→ **TASK**:
Tally the lines containing the word "planını", and report the tally alone.

→ **DATA SUPPLIED**:
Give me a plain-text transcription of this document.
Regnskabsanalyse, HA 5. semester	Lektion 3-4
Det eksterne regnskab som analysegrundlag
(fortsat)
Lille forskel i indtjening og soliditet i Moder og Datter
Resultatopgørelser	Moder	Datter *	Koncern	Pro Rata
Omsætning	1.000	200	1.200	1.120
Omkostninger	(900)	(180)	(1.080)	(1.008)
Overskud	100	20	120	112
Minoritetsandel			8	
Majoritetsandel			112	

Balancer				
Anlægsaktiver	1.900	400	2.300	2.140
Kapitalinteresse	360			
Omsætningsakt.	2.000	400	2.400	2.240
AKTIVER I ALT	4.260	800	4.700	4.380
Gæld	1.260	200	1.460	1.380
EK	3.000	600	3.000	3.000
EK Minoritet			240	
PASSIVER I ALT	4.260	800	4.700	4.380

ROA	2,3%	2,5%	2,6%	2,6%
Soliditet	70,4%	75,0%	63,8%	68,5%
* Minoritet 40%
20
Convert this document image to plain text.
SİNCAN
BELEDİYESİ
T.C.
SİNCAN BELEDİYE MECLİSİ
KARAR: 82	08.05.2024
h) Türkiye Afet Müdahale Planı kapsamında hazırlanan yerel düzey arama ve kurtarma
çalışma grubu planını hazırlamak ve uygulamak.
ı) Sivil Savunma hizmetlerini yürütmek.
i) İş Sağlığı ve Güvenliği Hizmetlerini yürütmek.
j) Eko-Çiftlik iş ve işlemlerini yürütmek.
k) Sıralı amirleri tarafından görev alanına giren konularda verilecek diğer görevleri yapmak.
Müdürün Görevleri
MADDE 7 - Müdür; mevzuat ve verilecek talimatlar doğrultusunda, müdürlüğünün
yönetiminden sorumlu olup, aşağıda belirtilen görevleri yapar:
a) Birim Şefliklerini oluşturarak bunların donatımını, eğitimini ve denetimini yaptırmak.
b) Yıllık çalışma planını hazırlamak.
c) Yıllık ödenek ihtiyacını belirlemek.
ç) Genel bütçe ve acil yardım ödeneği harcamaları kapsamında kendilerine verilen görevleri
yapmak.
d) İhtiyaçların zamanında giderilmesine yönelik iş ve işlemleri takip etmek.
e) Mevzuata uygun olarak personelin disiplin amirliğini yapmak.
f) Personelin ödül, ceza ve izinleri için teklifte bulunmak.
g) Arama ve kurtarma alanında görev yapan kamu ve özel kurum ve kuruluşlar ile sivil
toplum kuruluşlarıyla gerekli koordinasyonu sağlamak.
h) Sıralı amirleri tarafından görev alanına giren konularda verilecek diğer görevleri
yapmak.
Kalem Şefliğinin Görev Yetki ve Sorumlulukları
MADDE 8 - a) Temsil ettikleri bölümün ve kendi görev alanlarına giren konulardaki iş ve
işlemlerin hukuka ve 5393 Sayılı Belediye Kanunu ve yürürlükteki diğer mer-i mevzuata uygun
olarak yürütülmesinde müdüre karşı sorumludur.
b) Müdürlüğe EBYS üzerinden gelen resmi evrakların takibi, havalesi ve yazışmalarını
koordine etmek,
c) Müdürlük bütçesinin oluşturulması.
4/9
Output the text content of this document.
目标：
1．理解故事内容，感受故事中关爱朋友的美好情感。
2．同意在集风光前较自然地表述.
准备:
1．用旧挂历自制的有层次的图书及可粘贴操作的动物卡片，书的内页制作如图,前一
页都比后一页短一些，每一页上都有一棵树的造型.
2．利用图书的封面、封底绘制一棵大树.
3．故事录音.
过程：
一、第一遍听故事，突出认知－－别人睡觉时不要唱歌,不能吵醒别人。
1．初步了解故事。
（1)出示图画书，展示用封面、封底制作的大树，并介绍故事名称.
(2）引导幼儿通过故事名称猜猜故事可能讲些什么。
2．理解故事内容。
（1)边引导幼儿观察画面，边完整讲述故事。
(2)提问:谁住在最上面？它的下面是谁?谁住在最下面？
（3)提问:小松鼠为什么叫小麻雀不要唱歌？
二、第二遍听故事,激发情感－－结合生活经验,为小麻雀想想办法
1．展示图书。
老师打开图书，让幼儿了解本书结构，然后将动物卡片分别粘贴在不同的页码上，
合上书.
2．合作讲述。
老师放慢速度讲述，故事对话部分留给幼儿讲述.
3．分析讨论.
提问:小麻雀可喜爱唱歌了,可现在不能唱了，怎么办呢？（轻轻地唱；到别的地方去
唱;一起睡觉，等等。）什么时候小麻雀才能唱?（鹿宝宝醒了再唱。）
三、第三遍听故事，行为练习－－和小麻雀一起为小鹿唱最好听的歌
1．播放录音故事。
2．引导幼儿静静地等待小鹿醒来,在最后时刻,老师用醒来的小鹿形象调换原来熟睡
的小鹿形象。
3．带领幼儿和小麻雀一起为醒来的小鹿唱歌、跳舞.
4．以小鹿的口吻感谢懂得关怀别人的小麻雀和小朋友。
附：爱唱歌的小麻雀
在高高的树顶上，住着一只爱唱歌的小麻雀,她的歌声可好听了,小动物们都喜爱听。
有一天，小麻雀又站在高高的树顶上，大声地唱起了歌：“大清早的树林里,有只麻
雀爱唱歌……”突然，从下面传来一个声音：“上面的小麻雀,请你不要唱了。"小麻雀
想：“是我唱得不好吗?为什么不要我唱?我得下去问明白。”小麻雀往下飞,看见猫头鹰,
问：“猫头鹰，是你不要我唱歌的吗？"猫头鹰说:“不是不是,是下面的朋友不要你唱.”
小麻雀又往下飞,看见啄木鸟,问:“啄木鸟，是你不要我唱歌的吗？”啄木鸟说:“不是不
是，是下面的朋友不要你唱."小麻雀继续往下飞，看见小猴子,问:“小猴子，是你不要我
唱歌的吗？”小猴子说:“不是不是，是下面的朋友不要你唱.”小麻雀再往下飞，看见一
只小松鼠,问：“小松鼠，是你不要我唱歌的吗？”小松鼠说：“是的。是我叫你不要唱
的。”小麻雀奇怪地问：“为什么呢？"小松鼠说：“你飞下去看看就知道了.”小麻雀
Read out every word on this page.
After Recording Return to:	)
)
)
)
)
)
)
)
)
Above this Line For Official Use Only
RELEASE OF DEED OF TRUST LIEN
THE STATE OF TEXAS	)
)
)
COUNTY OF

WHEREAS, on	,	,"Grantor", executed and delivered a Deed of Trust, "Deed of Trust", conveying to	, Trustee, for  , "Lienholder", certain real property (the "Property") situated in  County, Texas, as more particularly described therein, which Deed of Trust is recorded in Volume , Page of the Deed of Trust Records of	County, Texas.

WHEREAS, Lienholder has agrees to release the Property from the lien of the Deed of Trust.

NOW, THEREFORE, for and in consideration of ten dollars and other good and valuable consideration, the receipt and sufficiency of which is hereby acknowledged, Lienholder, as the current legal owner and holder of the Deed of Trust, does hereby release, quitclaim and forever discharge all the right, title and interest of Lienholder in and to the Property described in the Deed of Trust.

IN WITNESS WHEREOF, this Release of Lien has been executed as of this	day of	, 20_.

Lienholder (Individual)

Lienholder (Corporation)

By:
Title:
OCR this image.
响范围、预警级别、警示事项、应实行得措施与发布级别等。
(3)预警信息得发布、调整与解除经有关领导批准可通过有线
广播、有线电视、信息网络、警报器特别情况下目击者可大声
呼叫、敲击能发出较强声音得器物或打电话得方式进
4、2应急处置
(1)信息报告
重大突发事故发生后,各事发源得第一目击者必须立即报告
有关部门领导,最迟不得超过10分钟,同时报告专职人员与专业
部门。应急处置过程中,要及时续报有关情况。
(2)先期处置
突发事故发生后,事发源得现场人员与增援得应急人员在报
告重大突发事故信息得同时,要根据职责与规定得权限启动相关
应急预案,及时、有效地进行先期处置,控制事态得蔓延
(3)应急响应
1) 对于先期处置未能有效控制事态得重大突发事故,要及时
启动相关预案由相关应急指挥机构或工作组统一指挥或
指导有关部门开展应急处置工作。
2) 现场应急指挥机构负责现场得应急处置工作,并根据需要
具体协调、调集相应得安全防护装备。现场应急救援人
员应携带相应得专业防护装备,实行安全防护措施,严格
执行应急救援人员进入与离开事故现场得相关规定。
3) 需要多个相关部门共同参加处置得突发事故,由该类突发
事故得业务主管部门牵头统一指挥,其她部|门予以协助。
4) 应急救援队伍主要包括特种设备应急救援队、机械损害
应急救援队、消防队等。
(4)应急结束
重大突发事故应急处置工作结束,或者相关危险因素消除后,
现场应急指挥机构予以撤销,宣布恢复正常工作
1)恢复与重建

→ **OUTPUT FOR THIS TASK**:
2